Task brief
Copy all the data exactly, except the pictures.

Provided data
========================================
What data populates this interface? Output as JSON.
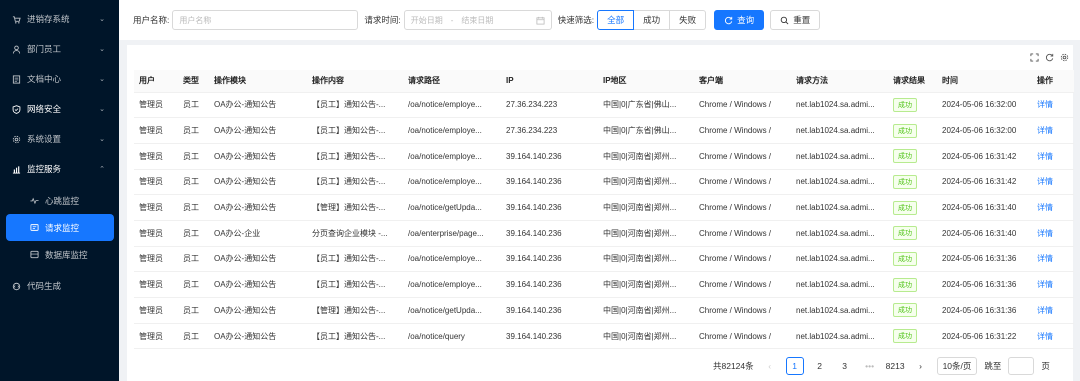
{
  "sidebar": {
    "items": [
      {
        "label": "进销存系统",
        "icon": "cart-icon",
        "chevron": "⌄"
      },
      {
        "label": "部门员工",
        "icon": "user-icon",
        "chevron": "⌄"
      },
      {
        "label": "文档中心",
        "icon": "document-icon",
        "chevron": "⌄"
      },
      {
        "label": "网络安全",
        "icon": "shield-icon",
        "chevron": "⌄"
      },
      {
        "label": "系统设置",
        "icon": "gear-icon",
        "chevron": "⌄"
      },
      {
        "label": "监控服务",
        "icon": "chart-icon",
        "chevron": "⌃"
      }
    ],
    "sub_items": [
      {
        "label": "心跳监控",
        "icon": "heartbeat-icon"
      },
      {
        "label": "请求监控",
        "icon": "request-icon"
      },
      {
        "label": "数据库监控",
        "icon": "database-icon"
      }
    ],
    "last_item": {
      "label": "代码生成",
      "icon": "code-icon"
    }
  },
  "filters": {
    "user_label": "用户名称:",
    "user_placeholder": "用户名称",
    "time_label": "请求时间:",
    "start_placeholder": "开始日期",
    "end_placeholder": "结束日期",
    "sep": "-",
    "quick_label": "快速筛选:",
    "quick_options": [
      "全部",
      "成功",
      "失败"
    ],
    "search_label": "查询",
    "reset_label": "重置"
  },
  "table": {
    "headers": [
      "用户",
      "类型",
      "操作模块",
      "操作内容",
      "请求路径",
      "IP",
      "IP地区",
      "客户端",
      "请求方法",
      "请求结果",
      "时间",
      "操作"
    ],
    "rows": [
      [
        "管理员",
        "员工",
        "OA办公-通知公告",
        "【员工】通知公告-...",
        "/oa/notice/employe...",
        "27.36.234.223",
        "中国|0|广东省|佛山...",
        "Chrome / Windows /",
        "net.lab1024.sa.admi...",
        "成功",
        "2024-05-06 16:32:00",
        "详情"
      ],
      [
        "管理员",
        "员工",
        "OA办公-通知公告",
        "【员工】通知公告-...",
        "/oa/notice/employe...",
        "27.36.234.223",
        "中国|0|广东省|佛山...",
        "Chrome / Windows /",
        "net.lab1024.sa.admi...",
        "成功",
        "2024-05-06 16:32:00",
        "详情"
      ],
      [
        "管理员",
        "员工",
        "OA办公-通知公告",
        "【员工】通知公告-...",
        "/oa/notice/employe...",
        "39.164.140.236",
        "中国|0|河南省|郑州...",
        "Chrome / Windows /",
        "net.lab1024.sa.admi...",
        "成功",
        "2024-05-06 16:31:42",
        "详情"
      ],
      [
        "管理员",
        "员工",
        "OA办公-通知公告",
        "【员工】通知公告-...",
        "/oa/notice/employe...",
        "39.164.140.236",
        "中国|0|河南省|郑州...",
        "Chrome / Windows /",
        "net.lab1024.sa.admi...",
        "成功",
        "2024-05-06 16:31:42",
        "详情"
      ],
      [
        "管理员",
        "员工",
        "OA办公-通知公告",
        "【管理】通知公告-...",
        "/oa/notice/getUpda...",
        "39.164.140.236",
        "中国|0|河南省|郑州...",
        "Chrome / Windows /",
        "net.lab1024.sa.admi...",
        "成功",
        "2024-05-06 16:31:40",
        "详情"
      ],
      [
        "管理员",
        "员工",
        "OA办公-企业",
        "分页查询企业模块 -...",
        "/oa/enterprise/page...",
        "39.164.140.236",
        "中国|0|河南省|郑州...",
        "Chrome / Windows /",
        "net.lab1024.sa.admi...",
        "成功",
        "2024-05-06 16:31:40",
        "详情"
      ],
      [
        "管理员",
        "员工",
        "OA办公-通知公告",
        "【员工】通知公告-...",
        "/oa/notice/employe...",
        "39.164.140.236",
        "中国|0|河南省|郑州...",
        "Chrome / Windows /",
        "net.lab1024.sa.admi...",
        "成功",
        "2024-05-06 16:31:36",
        "详情"
      ],
      [
        "管理员",
        "员工",
        "OA办公-通知公告",
        "【员工】通知公告-...",
        "/oa/notice/employe...",
        "39.164.140.236",
        "中国|0|河南省|郑州...",
        "Chrome / Windows /",
        "net.lab1024.sa.admi...",
        "成功",
        "2024-05-06 16:31:36",
        "详情"
      ],
      [
        "管理员",
        "员工",
        "OA办公-通知公告",
        "【管理】通知公告-...",
        "/oa/notice/getUpda...",
        "39.164.140.236",
        "中国|0|河南省|郑州...",
        "Chrome / Windows /",
        "net.lab1024.sa.admi...",
        "成功",
        "2024-05-06 16:31:36",
        "详情"
      ],
      [
        "管理员",
        "员工",
        "OA办公-通知公告",
        "【员工】通知公告-...",
        "/oa/notice/query",
        "39.164.140.236",
        "中国|0|河南省|郑州...",
        "Chrome / Windows /",
        "net.lab1024.sa.admi...",
        "成功",
        "2024-05-06 16:31:22",
        "详情"
      ]
    ]
  },
  "pagination": {
    "total": "共82124条",
    "prev": "‹",
    "pages": [
      "1",
      "2",
      "3"
    ],
    "ellipsis": "•••",
    "last_page": "8213",
    "next": "›",
    "page_size": "10条/页",
    "goto_label": "跳至",
    "goto_suffix": "页"
  },
  "colors": {
    "primary": "#1677ff",
    "sidebar_bg": "#001529",
    "success": "#52c41a"
  }
}
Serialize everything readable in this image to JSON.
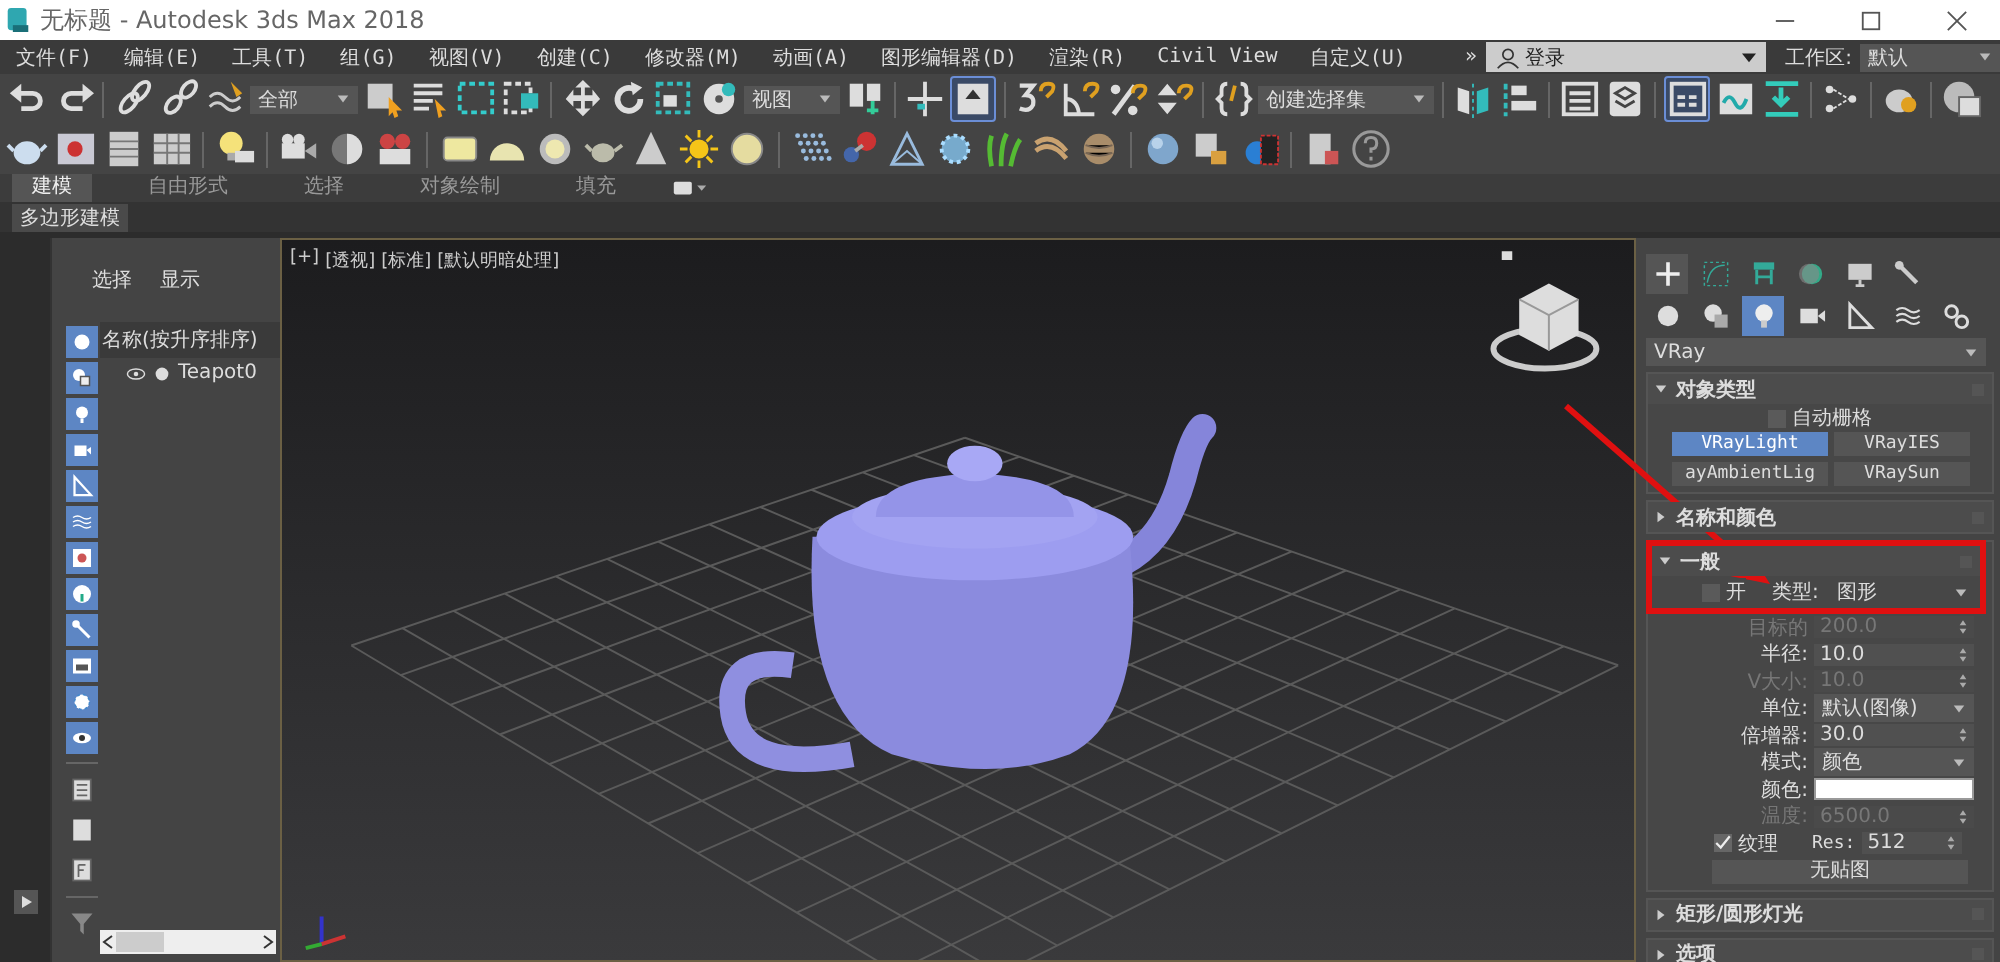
========================================
Final result
What data populates this interface? Output as JSON.
{
  "sidebar": {
    "items": [
      {
        "label": "进销存系统",
        "icon": "cart-icon",
        "chevron": "⌄"
      },
      {
        "label": "部门员工",
        "icon": "user-icon",
        "chevron": "⌄"
      },
      {
        "label": "文档中心",
        "icon": "document-icon",
        "chevron": "⌄"
      },
      {
        "label": "网络安全",
        "icon": "shield-icon",
        "chevron": "⌄"
      },
      {
        "label": "系统设置",
        "icon": "gear-icon",
        "chevron": "⌄"
      },
      {
        "label": "监控服务",
        "icon": "chart-icon",
        "chevron": "⌃"
      }
    ],
    "sub_items": [
      {
        "label": "心跳监控",
        "icon": "heartbeat-icon"
      },
      {
        "label": "请求监控",
        "icon": "request-icon"
      },
      {
        "label": "数据库监控",
        "icon": "database-icon"
      }
    ],
    "last_item": {
      "label": "代码生成",
      "icon": "code-icon"
    }
  },
  "filters": {
    "user_label": "用户名称:",
    "user_placeholder": "用户名称",
    "time_label": "请求时间:",
    "start_placeholder": "开始日期",
    "end_placeholder": "结束日期",
    "sep": "-",
    "quick_label": "快速筛选:",
    "quick_options": [
      "全部",
      "成功",
      "失败"
    ],
    "search_label": "查询",
    "reset_label": "重置"
  },
  "table": {
    "headers": [
      "用户",
      "类型",
      "操作模块",
      "操作内容",
      "请求路径",
      "IP",
      "IP地区",
      "客户端",
      "请求方法",
      "请求结果",
      "时间",
      "操作"
    ],
    "rows": [
      [
        "管理员",
        "员工",
        "OA办公-通知公告",
        "【员工】通知公告-...",
        "/oa/notice/employe...",
        "27.36.234.223",
        "中国|0|广东省|佛山...",
        "Chrome / Windows /",
        "net.lab1024.sa.admi...",
        "成功",
        "2024-05-06 16:32:00",
        "详情"
      ],
      [
        "管理员",
        "员工",
        "OA办公-通知公告",
        "【员工】通知公告-...",
        "/oa/notice/employe...",
        "27.36.234.223",
        "中国|0|广东省|佛山...",
        "Chrome / Windows /",
        "net.lab1024.sa.admi...",
        "成功",
        "2024-05-06 16:32:00",
        "详情"
      ],
      [
        "管理员",
        "员工",
        "OA办公-通知公告",
        "【员工】通知公告-...",
        "/oa/notice/employe...",
        "39.164.140.236",
        "中国|0|河南省|郑州...",
        "Chrome / Windows /",
        "net.lab1024.sa.admi...",
        "成功",
        "2024-05-06 16:31:42",
        "详情"
      ],
      [
        "管理员",
        "员工",
        "OA办公-通知公告",
        "【员工】通知公告-...",
        "/oa/notice/employe...",
        "39.164.140.236",
        "中国|0|河南省|郑州...",
        "Chrome / Windows /",
        "net.lab1024.sa.admi...",
        "成功",
        "2024-05-06 16:31:42",
        "详情"
      ],
      [
        "管理员",
        "员工",
        "OA办公-通知公告",
        "【管理】通知公告-...",
        "/oa/notice/getUpda...",
        "39.164.140.236",
        "中国|0|河南省|郑州...",
        "Chrome / Windows /",
        "net.lab1024.sa.admi...",
        "成功",
        "2024-05-06 16:31:40",
        "详情"
      ],
      [
        "管理员",
        "员工",
        "OA办公-企业",
        "分页查询企业模块 -...",
        "/oa/enterprise/page...",
        "39.164.140.236",
        "中国|0|河南省|郑州...",
        "Chrome / Windows /",
        "net.lab1024.sa.admi...",
        "成功",
        "2024-05-06 16:31:40",
        "详情"
      ],
      [
        "管理员",
        "员工",
        "OA办公-通知公告",
        "【员工】通知公告-...",
        "/oa/notice/employe...",
        "39.164.140.236",
        "中国|0|河南省|郑州...",
        "Chrome / Windows /",
        "net.lab1024.sa.admi...",
        "成功",
        "2024-05-06 16:31:36",
        "详情"
      ],
      [
        "管理员",
        "员工",
        "OA办公-通知公告",
        "【员工】通知公告-...",
        "/oa/notice/employe...",
        "39.164.140.236",
        "中国|0|河南省|郑州...",
        "Chrome / Windows /",
        "net.lab1024.sa.admi...",
        "成功",
        "2024-05-06 16:31:36",
        "详情"
      ],
      [
        "管理员",
        "员工",
        "OA办公-通知公告",
        "【管理】通知公告-...",
        "/oa/notice/getUpda...",
        "39.164.140.236",
        "中国|0|河南省|郑州...",
        "Chrome / Windows /",
        "net.lab1024.sa.admi...",
        "成功",
        "2024-05-06 16:31:36",
        "详情"
      ],
      [
        "管理员",
        "员工",
        "OA办公-通知公告",
        "【员工】通知公告-...",
        "/oa/notice/query",
        "39.164.140.236",
        "中国|0|河南省|郑州...",
        "Chrome / Windows /",
        "net.lab1024.sa.admi...",
        "成功",
        "2024-05-06 16:31:22",
        "详情"
      ]
    ]
  },
  "pagination": {
    "total": "共82124条",
    "prev": "‹",
    "pages": [
      "1",
      "2",
      "3"
    ],
    "ellipsis": "•••",
    "last_page": "8213",
    "next": "›",
    "page_size": "10条/页",
    "goto_label": "跳至",
    "goto_suffix": "页"
  },
  "colors": {
    "primary": "#1677ff",
    "sidebar_bg": "#001529",
    "success": "#52c41a"
  }
}
Serialize everything readable in this image to JSON.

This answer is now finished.